-- Data items --
--------------------------------
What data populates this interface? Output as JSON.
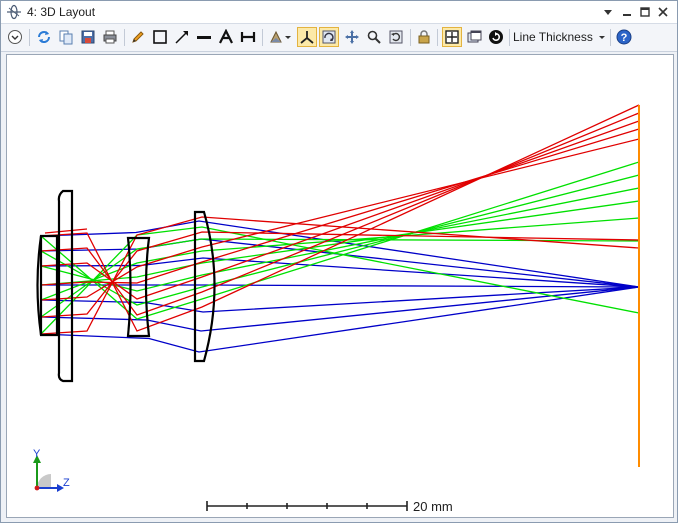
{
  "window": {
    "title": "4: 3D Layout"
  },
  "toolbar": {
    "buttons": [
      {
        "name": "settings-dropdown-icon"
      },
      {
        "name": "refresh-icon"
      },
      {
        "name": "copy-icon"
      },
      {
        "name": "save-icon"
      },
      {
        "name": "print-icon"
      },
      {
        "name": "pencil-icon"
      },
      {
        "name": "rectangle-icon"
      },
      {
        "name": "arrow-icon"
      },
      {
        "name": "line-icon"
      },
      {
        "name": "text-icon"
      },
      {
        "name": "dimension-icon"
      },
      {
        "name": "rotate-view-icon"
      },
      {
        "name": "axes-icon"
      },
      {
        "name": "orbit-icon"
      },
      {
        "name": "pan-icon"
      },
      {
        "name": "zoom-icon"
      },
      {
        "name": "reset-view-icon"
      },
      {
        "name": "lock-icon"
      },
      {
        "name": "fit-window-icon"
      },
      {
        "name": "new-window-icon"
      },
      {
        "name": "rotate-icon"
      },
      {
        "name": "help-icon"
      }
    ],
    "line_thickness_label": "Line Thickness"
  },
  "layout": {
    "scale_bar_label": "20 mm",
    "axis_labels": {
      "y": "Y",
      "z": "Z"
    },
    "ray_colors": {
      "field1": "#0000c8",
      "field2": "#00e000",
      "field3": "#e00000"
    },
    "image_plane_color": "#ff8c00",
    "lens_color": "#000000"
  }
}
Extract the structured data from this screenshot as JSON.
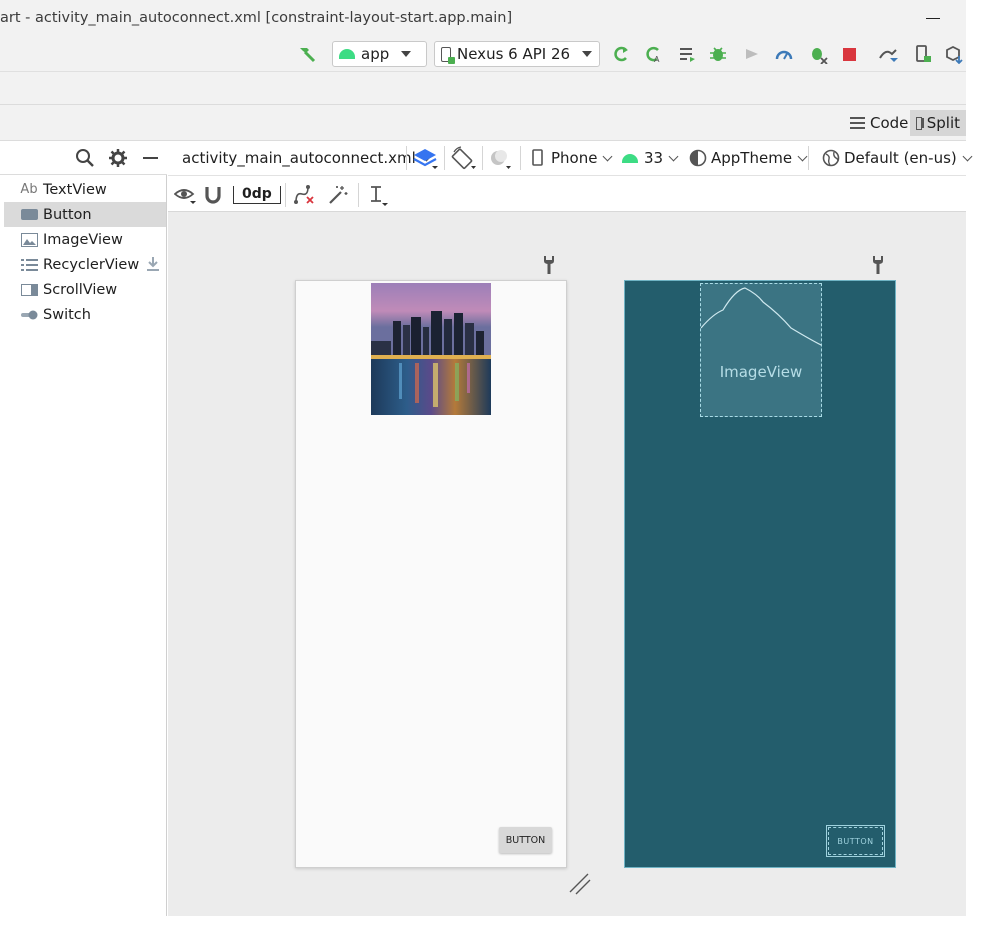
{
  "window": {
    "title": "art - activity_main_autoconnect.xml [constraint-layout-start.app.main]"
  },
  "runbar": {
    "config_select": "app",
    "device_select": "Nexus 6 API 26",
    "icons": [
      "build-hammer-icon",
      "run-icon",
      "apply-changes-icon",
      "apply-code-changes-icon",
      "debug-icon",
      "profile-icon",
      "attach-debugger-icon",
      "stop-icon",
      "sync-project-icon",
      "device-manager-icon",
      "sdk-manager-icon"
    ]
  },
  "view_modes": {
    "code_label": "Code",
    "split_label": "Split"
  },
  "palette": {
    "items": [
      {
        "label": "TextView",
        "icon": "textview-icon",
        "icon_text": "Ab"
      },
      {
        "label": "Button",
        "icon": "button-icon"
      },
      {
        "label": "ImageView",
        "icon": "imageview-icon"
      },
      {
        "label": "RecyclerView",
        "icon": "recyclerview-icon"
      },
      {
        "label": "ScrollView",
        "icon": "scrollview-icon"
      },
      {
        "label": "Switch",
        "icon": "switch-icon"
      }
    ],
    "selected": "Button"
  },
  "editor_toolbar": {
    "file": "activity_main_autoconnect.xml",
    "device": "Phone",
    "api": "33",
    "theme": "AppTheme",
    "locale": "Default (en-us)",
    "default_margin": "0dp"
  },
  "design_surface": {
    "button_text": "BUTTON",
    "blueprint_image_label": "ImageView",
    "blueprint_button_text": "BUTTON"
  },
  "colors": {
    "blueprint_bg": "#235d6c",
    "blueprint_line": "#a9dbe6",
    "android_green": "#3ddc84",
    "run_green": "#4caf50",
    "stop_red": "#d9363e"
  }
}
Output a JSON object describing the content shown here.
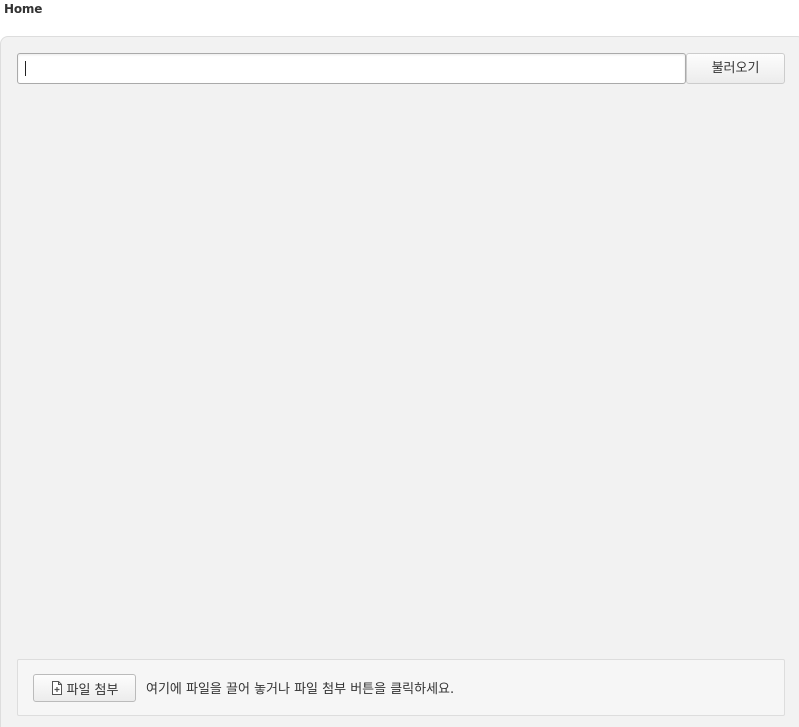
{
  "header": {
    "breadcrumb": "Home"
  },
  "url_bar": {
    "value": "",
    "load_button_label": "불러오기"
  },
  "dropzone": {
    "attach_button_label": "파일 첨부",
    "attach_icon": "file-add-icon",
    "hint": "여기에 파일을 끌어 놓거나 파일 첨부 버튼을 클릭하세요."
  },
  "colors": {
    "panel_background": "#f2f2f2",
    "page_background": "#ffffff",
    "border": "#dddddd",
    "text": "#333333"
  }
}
--------------------------------
-- Exercise --
Print every record above exactly as written, leaving out the pictures.

-- Finished exercise --
What data populates this interface? Output as JSON.
{
  "window": {
    "title": "4: 3D Layout"
  },
  "toolbar": {
    "buttons": [
      {
        "name": "settings-dropdown-icon"
      },
      {
        "name": "refresh-icon"
      },
      {
        "name": "copy-icon"
      },
      {
        "name": "save-icon"
      },
      {
        "name": "print-icon"
      },
      {
        "name": "pencil-icon"
      },
      {
        "name": "rectangle-icon"
      },
      {
        "name": "arrow-icon"
      },
      {
        "name": "line-icon"
      },
      {
        "name": "text-icon"
      },
      {
        "name": "dimension-icon"
      },
      {
        "name": "rotate-view-icon"
      },
      {
        "name": "axes-icon"
      },
      {
        "name": "orbit-icon"
      },
      {
        "name": "pan-icon"
      },
      {
        "name": "zoom-icon"
      },
      {
        "name": "reset-view-icon"
      },
      {
        "name": "lock-icon"
      },
      {
        "name": "fit-window-icon"
      },
      {
        "name": "new-window-icon"
      },
      {
        "name": "rotate-icon"
      },
      {
        "name": "help-icon"
      }
    ],
    "line_thickness_label": "Line Thickness"
  },
  "layout": {
    "scale_bar_label": "20 mm",
    "axis_labels": {
      "y": "Y",
      "z": "Z"
    },
    "ray_colors": {
      "field1": "#0000c8",
      "field2": "#00e000",
      "field3": "#e00000"
    },
    "image_plane_color": "#ff8c00",
    "lens_color": "#000000"
  }
}
Extract the structured data from this screenshot as JSON.
{
  "window": {
    "title": "art - activity_main_autoconnect.xml [constraint-layout-start.app.main]"
  },
  "runbar": {
    "config_select": "app",
    "device_select": "Nexus 6 API 26",
    "icons": [
      "build-hammer-icon",
      "run-icon",
      "apply-changes-icon",
      "apply-code-changes-icon",
      "debug-icon",
      "profile-icon",
      "attach-debugger-icon",
      "stop-icon",
      "sync-project-icon",
      "device-manager-icon",
      "sdk-manager-icon"
    ]
  },
  "view_modes": {
    "code_label": "Code",
    "split_label": "Split"
  },
  "palette": {
    "items": [
      {
        "label": "TextView",
        "icon": "textview-icon",
        "icon_text": "Ab"
      },
      {
        "label": "Button",
        "icon": "button-icon"
      },
      {
        "label": "ImageView",
        "icon": "imageview-icon"
      },
      {
        "label": "RecyclerView",
        "icon": "recyclerview-icon"
      },
      {
        "label": "ScrollView",
        "icon": "scrollview-icon"
      },
      {
        "label": "Switch",
        "icon": "switch-icon"
      }
    ],
    "selected": "Button"
  },
  "editor_toolbar": {
    "file": "activity_main_autoconnect.xml",
    "device": "Phone",
    "api": "33",
    "theme": "AppTheme",
    "locale": "Default (en-us)",
    "default_margin": "0dp"
  },
  "design_surface": {
    "button_text": "BUTTON",
    "blueprint_image_label": "ImageView",
    "blueprint_button_text": "BUTTON"
  },
  "colors": {
    "blueprint_bg": "#235d6c",
    "blueprint_line": "#a9dbe6",
    "android_green": "#3ddc84",
    "run_green": "#4caf50",
    "stop_red": "#d9363e"
  }
}
Output a JSON object describing the content shown here.
{
  "header": {
    "breadcrumb": "Home"
  },
  "url_bar": {
    "value": "",
    "load_button_label": "불러오기"
  },
  "dropzone": {
    "attach_button_label": "파일 첨부",
    "attach_icon": "file-add-icon",
    "hint": "여기에 파일을 끌어 놓거나 파일 첨부 버튼을 클릭하세요."
  },
  "colors": {
    "panel_background": "#f2f2f2",
    "page_background": "#ffffff",
    "border": "#dddddd",
    "text": "#333333"
  }
}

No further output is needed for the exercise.